— Start of Records for this task —
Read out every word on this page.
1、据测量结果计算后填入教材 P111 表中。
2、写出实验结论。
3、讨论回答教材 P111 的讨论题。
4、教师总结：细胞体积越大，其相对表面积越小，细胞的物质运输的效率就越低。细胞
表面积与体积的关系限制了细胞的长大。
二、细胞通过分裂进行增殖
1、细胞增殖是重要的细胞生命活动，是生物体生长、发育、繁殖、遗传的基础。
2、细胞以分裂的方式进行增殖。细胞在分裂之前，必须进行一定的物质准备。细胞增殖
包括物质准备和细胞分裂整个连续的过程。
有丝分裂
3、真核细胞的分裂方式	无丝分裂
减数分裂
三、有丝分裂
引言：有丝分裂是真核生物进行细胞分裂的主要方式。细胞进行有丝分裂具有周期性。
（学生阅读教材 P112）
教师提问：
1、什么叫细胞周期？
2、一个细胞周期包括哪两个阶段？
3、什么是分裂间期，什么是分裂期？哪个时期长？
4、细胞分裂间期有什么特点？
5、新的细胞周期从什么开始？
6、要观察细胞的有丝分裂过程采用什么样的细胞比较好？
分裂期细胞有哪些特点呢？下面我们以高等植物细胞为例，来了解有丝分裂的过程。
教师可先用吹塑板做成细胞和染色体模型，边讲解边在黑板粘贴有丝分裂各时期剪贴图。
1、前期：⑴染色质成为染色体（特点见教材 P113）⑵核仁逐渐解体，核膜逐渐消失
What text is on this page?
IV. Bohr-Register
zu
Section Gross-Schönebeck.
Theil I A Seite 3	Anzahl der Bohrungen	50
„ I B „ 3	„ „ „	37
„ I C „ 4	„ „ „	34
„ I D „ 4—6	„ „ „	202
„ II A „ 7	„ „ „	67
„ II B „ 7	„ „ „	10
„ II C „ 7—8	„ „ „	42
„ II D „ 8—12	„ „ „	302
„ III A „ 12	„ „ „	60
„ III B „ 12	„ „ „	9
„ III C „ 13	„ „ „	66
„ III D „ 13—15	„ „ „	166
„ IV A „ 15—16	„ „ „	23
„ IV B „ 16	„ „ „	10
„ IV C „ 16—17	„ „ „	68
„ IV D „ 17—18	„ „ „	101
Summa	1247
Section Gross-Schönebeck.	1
— End of Records for this task —
§ Task description: Repeat the records above exactly, from the first line to the last.

§ Exercise solution:
Read out every word on this page.
1、据测量结果计算后填入教材 P111 表中。
2、写出实验结论。
3、讨论回答教材 P111 的讨论题。
4、教师总结：细胞体积越大，其相对表面积越小，细胞的物质运输的效率就越低。细胞
表面积与体积的关系限制了细胞的长大。
二、细胞通过分裂进行增殖
1、细胞增殖是重要的细胞生命活动，是生物体生长、发育、繁殖、遗传的基础。
2、细胞以分裂的方式进行增殖。细胞在分裂之前，必须进行一定的物质准备。细胞增殖
包括物质准备和细胞分裂整个连续的过程。
有丝分裂
3、真核细胞的分裂方式	无丝分裂
减数分裂
三、有丝分裂
引言：有丝分裂是真核生物进行细胞分裂的主要方式。细胞进行有丝分裂具有周期性。
（学生阅读教材 P112）
教师提问：
1、什么叫细胞周期？
2、一个细胞周期包括哪两个阶段？
3、什么是分裂间期，什么是分裂期？哪个时期长？
4、细胞分裂间期有什么特点？
5、新的细胞周期从什么开始？
6、要观察细胞的有丝分裂过程采用什么样的细胞比较好？
分裂期细胞有哪些特点呢？下面我们以高等植物细胞为例，来了解有丝分裂的过程。
教师可先用吹塑板做成细胞和染色体模型，边讲解边在黑板粘贴有丝分裂各时期剪贴图。
1、前期：⑴染色质成为染色体（特点见教材 P113）⑵核仁逐渐解体，核膜逐渐消失
What text is on this page?
IV. Bohr-Register
zu
Section Gross-Schönebeck.
Theil I A Seite 3	Anzahl der Bohrungen	50
„ I B „ 3	„ „ „	37
„ I C „ 4	„ „ „	34
„ I D „ 4—6	„ „ „	202
„ II A „ 7	„ „ „	67
„ II B „ 7	„ „ „	10
„ II C „ 7—8	„ „ „	42
„ II D „ 8—12	„ „ „	302
„ III A „ 12	„ „ „	60
„ III B „ 12	„ „ „	9
„ III C „ 13	„ „ „	66
„ III D „ 13—15	„ „ „	166
„ IV A „ 15—16	„ „ „	23
„ IV B „ 16	„ „ „	10
„ IV C „ 16—17	„ „ „	68
„ IV D „ 17—18	„ „ „	101
Summa	1247
Section Gross-Schönebeck.	1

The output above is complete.